┌─ Material supplied

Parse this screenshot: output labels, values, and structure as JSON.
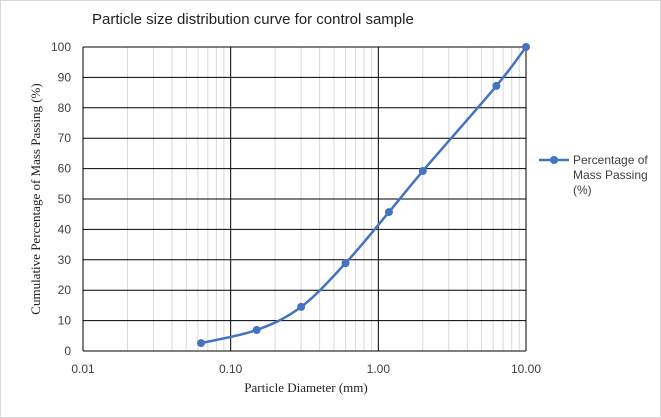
{
  "chart_data": {
    "type": "line",
    "title": "Particle size distribution curve for control sample",
    "x_label": "Particle Diameter (mm)",
    "y_label": "Cumulative  Percentage of Mass Passing (%)",
    "x": [
      0.063,
      0.15,
      0.3,
      0.6,
      1.18,
      2,
      6.3,
      10
    ],
    "series": [
      {
        "name": "Percentage of Mass Passing (%)",
        "color": "#4472c4",
        "values": [
          2.6,
          6.9,
          14.5,
          28.9,
          45.7,
          59.2,
          87.2,
          100
        ]
      }
    ],
    "x_scale": "log",
    "xlim": [
      0.01,
      10
    ],
    "xticks": [
      {
        "value": 0.01,
        "label": "0.01"
      },
      {
        "value": 0.1,
        "label": "0.10"
      },
      {
        "value": 1,
        "label": "1.00"
      },
      {
        "value": 10,
        "label": "10.00"
      }
    ],
    "ylim": [
      0,
      100
    ],
    "yticks": [
      0,
      10,
      20,
      30,
      40,
      50,
      60,
      70,
      80,
      90,
      100
    ],
    "grid": true,
    "minor_grid": true,
    "smooth": true,
    "legend": "right"
  }
}
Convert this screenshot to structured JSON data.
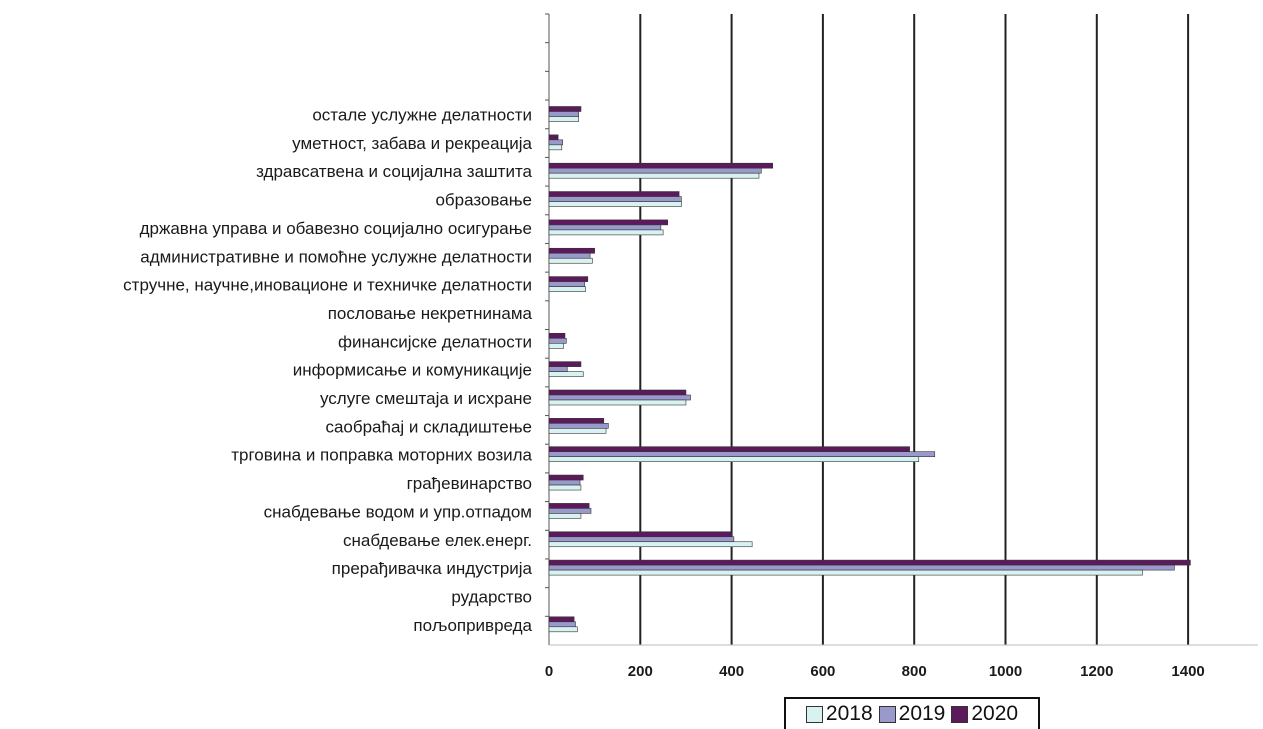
{
  "chart_data": {
    "type": "bar",
    "orientation": "horizontal",
    "categories": [
      "остале услужне делатности",
      "уметност, забава и рекреација",
      "здравсатвена и социјална заштита",
      "образовање",
      "државна управа и обавезно социјално осигурање",
      "административне и помоћне услужне делатности",
      "стручне, научне,иновационе и техничке делатности",
      "пословање некретнинама",
      "финансијске делатности",
      "информисање и комуникације",
      "услуге смештаја и исхране",
      "саобраћај и складиштење",
      "трговина и поправка моторних возила",
      "грађевинарство",
      "снабдевање водом и упр.отпадом",
      "снабдевање елек.енерг.",
      "прерађивачка индустрија",
      "рударство",
      "пољопривреда"
    ],
    "series": [
      {
        "name": "2018",
        "color": "#d8f2f2",
        "values": [
          65,
          28,
          460,
          290,
          250,
          95,
          80,
          0,
          32,
          75,
          300,
          125,
          810,
          70,
          70,
          445,
          1300,
          0,
          62
        ]
      },
      {
        "name": "2019",
        "color": "#9999cc",
        "values": [
          65,
          30,
          465,
          290,
          245,
          90,
          78,
          0,
          38,
          40,
          310,
          130,
          845,
          68,
          92,
          405,
          1370,
          0,
          58
        ]
      },
      {
        "name": "2020",
        "color": "#5c1a5c",
        "values": [
          70,
          20,
          490,
          285,
          260,
          100,
          85,
          0,
          35,
          70,
          300,
          120,
          790,
          75,
          88,
          400,
          1405,
          0,
          55
        ]
      }
    ],
    "xlim": [
      0,
      1500
    ],
    "xticks": [
      "0",
      "200",
      "400",
      "600",
      "800",
      "1000",
      "1200",
      "1400"
    ],
    "grid": true,
    "legend": "bottom",
    "title": "",
    "xlabel": "",
    "ylabel": ""
  }
}
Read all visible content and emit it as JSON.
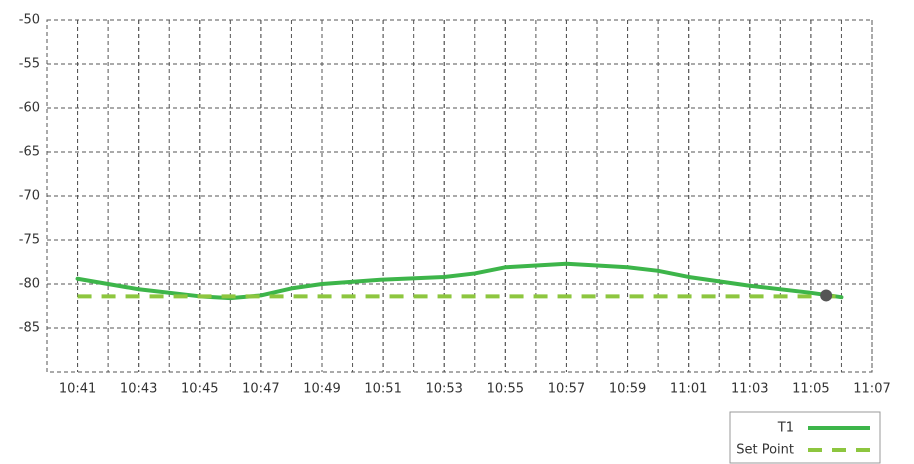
{
  "chart_data": {
    "type": "line",
    "x": [
      641,
      643,
      645,
      646,
      647,
      648,
      649,
      651,
      653,
      654,
      655,
      657,
      659,
      660,
      661,
      663,
      665,
      666
    ],
    "series": [
      {
        "name": "T1",
        "color": "#3db54a",
        "style": "solid",
        "values": [
          -79.4,
          -80.6,
          -81.4,
          -81.6,
          -81.3,
          -80.5,
          -80.0,
          -79.5,
          -79.2,
          -78.8,
          -78.1,
          -77.7,
          -78.1,
          -78.5,
          -79.2,
          -80.2,
          -81.0,
          -81.5
        ]
      },
      {
        "name": "Set Point",
        "color": "#8dc63f",
        "style": "dashed",
        "values": [
          -81.4,
          -81.4,
          -81.4,
          -81.4,
          -81.4,
          -81.4,
          -81.4,
          -81.4,
          -81.4,
          -81.4,
          -81.4,
          -81.4,
          -81.4,
          -81.4,
          -81.4,
          -81.4,
          -81.4,
          -81.4
        ]
      }
    ],
    "marker": {
      "x": 665.5,
      "y": -81.3,
      "color": "#555555"
    },
    "xlim": [
      640,
      667
    ],
    "ylim": [
      -90,
      -50
    ],
    "yticks": [
      -50,
      -55,
      -60,
      -65,
      -70,
      -75,
      -80,
      -85
    ],
    "xticks": [
      {
        "value": 641,
        "label": "10:41"
      },
      {
        "value": 643,
        "label": "10:43"
      },
      {
        "value": 645,
        "label": "10:45"
      },
      {
        "value": 647,
        "label": "10:47"
      },
      {
        "value": 649,
        "label": "10:49"
      },
      {
        "value": 651,
        "label": "10:51"
      },
      {
        "value": 653,
        "label": "10:53"
      },
      {
        "value": 655,
        "label": "10:55"
      },
      {
        "value": 657,
        "label": "10:57"
      },
      {
        "value": 659,
        "label": "10:59"
      },
      {
        "value": 661,
        "label": "11:01"
      },
      {
        "value": 663,
        "label": "11:03"
      },
      {
        "value": 665,
        "label": "11:05"
      },
      {
        "value": 667,
        "label": "11:07"
      }
    ],
    "grid": true,
    "legend": "bottom-right"
  }
}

└─

Pictures are excluded; copy all other data exactly as shown.

Parse this screenshot: output labels, values, and structure as JSON.
{
  "chart_data": {
    "type": "line",
    "title": "Particle size distribution curve for control sample",
    "x_label": "Particle Diameter (mm)",
    "y_label": "Cumulative  Percentage of Mass Passing (%)",
    "x": [
      0.063,
      0.15,
      0.3,
      0.6,
      1.18,
      2,
      6.3,
      10
    ],
    "series": [
      {
        "name": "Percentage of Mass Passing (%)",
        "color": "#4472c4",
        "values": [
          2.6,
          6.9,
          14.5,
          28.9,
          45.7,
          59.2,
          87.2,
          100
        ]
      }
    ],
    "x_scale": "log",
    "xlim": [
      0.01,
      10
    ],
    "xticks": [
      {
        "value": 0.01,
        "label": "0.01"
      },
      {
        "value": 0.1,
        "label": "0.10"
      },
      {
        "value": 1,
        "label": "1.00"
      },
      {
        "value": 10,
        "label": "10.00"
      }
    ],
    "ylim": [
      0,
      100
    ],
    "yticks": [
      0,
      10,
      20,
      30,
      40,
      50,
      60,
      70,
      80,
      90,
      100
    ],
    "grid": true,
    "minor_grid": true,
    "smooth": true,
    "legend": "right"
  }
}
Convert this screenshot to structured JSON data.
{
  "chart_data": {
    "type": "bar",
    "orientation": "horizontal",
    "categories": [
      "остале услужне делатности",
      "уметност, забава и рекреација",
      "здравсатвена и социјална заштита",
      "образовање",
      "државна управа и обавезно социјално осигурање",
      "административне и помоћне услужне делатности",
      "стручне, научне,иновационе и техничке делатности",
      "пословање некретнинама",
      "финансијске делатности",
      "информисање и комуникације",
      "услуге смештаја и исхране",
      "саобраћај и складиштење",
      "трговина и поправка моторних возила",
      "грађевинарство",
      "снабдевање водом и упр.отпадом",
      "снабдевање елек.енерг.",
      "прерађивачка индустрија",
      "рударство",
      "пољопривреда"
    ],
    "series": [
      {
        "name": "2018",
        "color": "#d8f2f2",
        "values": [
          65,
          28,
          460,
          290,
          250,
          95,
          80,
          0,
          32,
          75,
          300,
          125,
          810,
          70,
          70,
          445,
          1300,
          0,
          62
        ]
      },
      {
        "name": "2019",
        "color": "#9999cc",
        "values": [
          65,
          30,
          465,
          290,
          245,
          90,
          78,
          0,
          38,
          40,
          310,
          130,
          845,
          68,
          92,
          405,
          1370,
          0,
          58
        ]
      },
      {
        "name": "2020",
        "color": "#5c1a5c",
        "values": [
          70,
          20,
          490,
          285,
          260,
          100,
          85,
          0,
          35,
          70,
          300,
          120,
          790,
          75,
          88,
          400,
          1405,
          0,
          55
        ]
      }
    ],
    "xlim": [
      0,
      1500
    ],
    "xticks": [
      "0",
      "200",
      "400",
      "600",
      "800",
      "1000",
      "1200",
      "1400"
    ],
    "grid": true,
    "legend": "bottom",
    "title": "",
    "xlabel": "",
    "ylabel": ""
  }
}
Read all visible content and emit it as JSON.
{
  "chart_data": {
    "type": "line",
    "x": [
      641,
      643,
      645,
      646,
      647,
      648,
      649,
      651,
      653,
      654,
      655,
      657,
      659,
      660,
      661,
      663,
      665,
      666
    ],
    "series": [
      {
        "name": "T1",
        "color": "#3db54a",
        "style": "solid",
        "values": [
          -79.4,
          -80.6,
          -81.4,
          -81.6,
          -81.3,
          -80.5,
          -80.0,
          -79.5,
          -79.2,
          -78.8,
          -78.1,
          -77.7,
          -78.1,
          -78.5,
          -79.2,
          -80.2,
          -81.0,
          -81.5
        ]
      },
      {
        "name": "Set Point",
        "color": "#8dc63f",
        "style": "dashed",
        "values": [
          -81.4,
          -81.4,
          -81.4,
          -81.4,
          -81.4,
          -81.4,
          -81.4,
          -81.4,
          -81.4,
          -81.4,
          -81.4,
          -81.4,
          -81.4,
          -81.4,
          -81.4,
          -81.4,
          -81.4,
          -81.4
        ]
      }
    ],
    "marker": {
      "x": 665.5,
      "y": -81.3,
      "color": "#555555"
    },
    "xlim": [
      640,
      667
    ],
    "ylim": [
      -90,
      -50
    ],
    "yticks": [
      -50,
      -55,
      -60,
      -65,
      -70,
      -75,
      -80,
      -85
    ],
    "xticks": [
      {
        "value": 641,
        "label": "10:41"
      },
      {
        "value": 643,
        "label": "10:43"
      },
      {
        "value": 645,
        "label": "10:45"
      },
      {
        "value": 647,
        "label": "10:47"
      },
      {
        "value": 649,
        "label": "10:49"
      },
      {
        "value": 651,
        "label": "10:51"
      },
      {
        "value": 653,
        "label": "10:53"
      },
      {
        "value": 655,
        "label": "10:55"
      },
      {
        "value": 657,
        "label": "10:57"
      },
      {
        "value": 659,
        "label": "10:59"
      },
      {
        "value": 661,
        "label": "11:01"
      },
      {
        "value": 663,
        "label": "11:03"
      },
      {
        "value": 665,
        "label": "11:05"
      },
      {
        "value": 667,
        "label": "11:07"
      }
    ],
    "grid": true,
    "legend": "bottom-right"
  }
}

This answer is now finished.